Stated problem
Give the records back in full, exactly as they read.

Items listed in a dataset:
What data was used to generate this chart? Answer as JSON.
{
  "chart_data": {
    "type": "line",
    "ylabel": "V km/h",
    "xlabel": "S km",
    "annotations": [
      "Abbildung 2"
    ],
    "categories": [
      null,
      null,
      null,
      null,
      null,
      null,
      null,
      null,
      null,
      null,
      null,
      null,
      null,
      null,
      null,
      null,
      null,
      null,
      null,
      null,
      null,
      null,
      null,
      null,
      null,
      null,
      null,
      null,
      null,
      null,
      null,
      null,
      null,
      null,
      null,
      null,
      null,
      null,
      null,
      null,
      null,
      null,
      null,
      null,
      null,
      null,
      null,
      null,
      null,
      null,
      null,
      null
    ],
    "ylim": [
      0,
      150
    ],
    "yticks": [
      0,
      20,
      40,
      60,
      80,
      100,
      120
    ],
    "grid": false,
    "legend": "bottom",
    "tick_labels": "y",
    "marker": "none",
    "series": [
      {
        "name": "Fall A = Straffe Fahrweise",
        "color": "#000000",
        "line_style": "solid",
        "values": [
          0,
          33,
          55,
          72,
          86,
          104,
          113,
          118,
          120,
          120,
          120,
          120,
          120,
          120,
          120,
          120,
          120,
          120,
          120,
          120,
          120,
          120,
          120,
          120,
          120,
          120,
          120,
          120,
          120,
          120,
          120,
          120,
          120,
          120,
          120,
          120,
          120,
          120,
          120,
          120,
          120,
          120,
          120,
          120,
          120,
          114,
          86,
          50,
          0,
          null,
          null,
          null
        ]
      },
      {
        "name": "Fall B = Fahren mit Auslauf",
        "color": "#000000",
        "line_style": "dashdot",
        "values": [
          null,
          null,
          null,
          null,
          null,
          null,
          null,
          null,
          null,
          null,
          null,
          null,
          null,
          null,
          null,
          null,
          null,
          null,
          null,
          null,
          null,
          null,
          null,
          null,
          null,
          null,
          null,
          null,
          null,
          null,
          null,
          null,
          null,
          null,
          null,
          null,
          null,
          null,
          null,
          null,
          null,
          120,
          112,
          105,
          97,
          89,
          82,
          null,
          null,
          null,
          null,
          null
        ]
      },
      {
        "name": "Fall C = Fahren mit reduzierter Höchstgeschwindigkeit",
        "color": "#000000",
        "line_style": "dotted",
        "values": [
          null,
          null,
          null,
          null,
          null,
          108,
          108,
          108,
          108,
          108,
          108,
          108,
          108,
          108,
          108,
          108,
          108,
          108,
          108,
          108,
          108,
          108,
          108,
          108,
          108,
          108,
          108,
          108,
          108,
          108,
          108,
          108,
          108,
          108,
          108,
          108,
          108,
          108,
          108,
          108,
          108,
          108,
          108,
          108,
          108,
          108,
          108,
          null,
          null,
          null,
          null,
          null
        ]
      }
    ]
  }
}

Final result
What data was used to generate this chart? Answer as JSON.
{
  "chart_data": {
    "type": "line",
    "ylabel": "V km/h",
    "xlabel": "S km",
    "annotations": [
      "Abbildung 2"
    ],
    "categories": [
      null,
      null,
      null,
      null,
      null,
      null,
      null,
      null,
      null,
      null,
      null,
      null,
      null,
      null,
      null,
      null,
      null,
      null,
      null,
      null,
      null,
      null,
      null,
      null,
      null,
      null,
      null,
      null,
      null,
      null,
      null,
      null,
      null,
      null,
      null,
      null,
      null,
      null,
      null,
      null,
      null,
      null,
      null,
      null,
      null,
      null,
      null,
      null,
      null,
      null,
      null,
      null
    ],
    "ylim": [
      0,
      150
    ],
    "yticks": [
      0,
      20,
      40,
      60,
      80,
      100,
      120
    ],
    "grid": false,
    "legend": "bottom",
    "tick_labels": "y",
    "marker": "none",
    "series": [
      {
        "name": "Fall A = Straffe Fahrweise",
        "color": "#000000",
        "line_style": "solid",
        "values": [
          0,
          33,
          55,
          72,
          86,
          104,
          113,
          118,
          120,
          120,
          120,
          120,
          120,
          120,
          120,
          120,
          120,
          120,
          120,
          120,
          120,
          120,
          120,
          120,
          120,
          120,
          120,
          120,
          120,
          120,
          120,
          120,
          120,
          120,
          120,
          120,
          120,
          120,
          120,
          120,
          120,
          120,
          120,
          120,
          120,
          114,
          86,
          50,
          0,
          null,
          null,
          null
        ]
      },
      {
        "name": "Fall B = Fahren mit Auslauf",
        "color": "#000000",
        "line_style": "dashdot",
        "values": [
          null,
          null,
          null,
          null,
          null,
          null,
          null,
          null,
          null,
          null,
          null,
          null,
          null,
          null,
          null,
          null,
          null,
          null,
          null,
          null,
          null,
          null,
          null,
          null,
          null,
          null,
          null,
          null,
          null,
          null,
          null,
          null,
          null,
          null,
          null,
          null,
          null,
          null,
          null,
          null,
          null,
          120,
          112,
          105,
          97,
          89,
          82,
          null,
          null,
          null,
          null,
          null
        ]
      },
      {
        "name": "Fall C = Fahren mit reduzierter Höchstgeschwindigkeit",
        "color": "#000000",
        "line_style": "dotted",
        "values": [
          null,
          null,
          null,
          null,
          null,
          108,
          108,
          108,
          108,
          108,
          108,
          108,
          108,
          108,
          108,
          108,
          108,
          108,
          108,
          108,
          108,
          108,
          108,
          108,
          108,
          108,
          108,
          108,
          108,
          108,
          108,
          108,
          108,
          108,
          108,
          108,
          108,
          108,
          108,
          108,
          108,
          108,
          108,
          108,
          108,
          108,
          108,
          null,
          null,
          null,
          null,
          null
        ]
      }
    ]
  }
}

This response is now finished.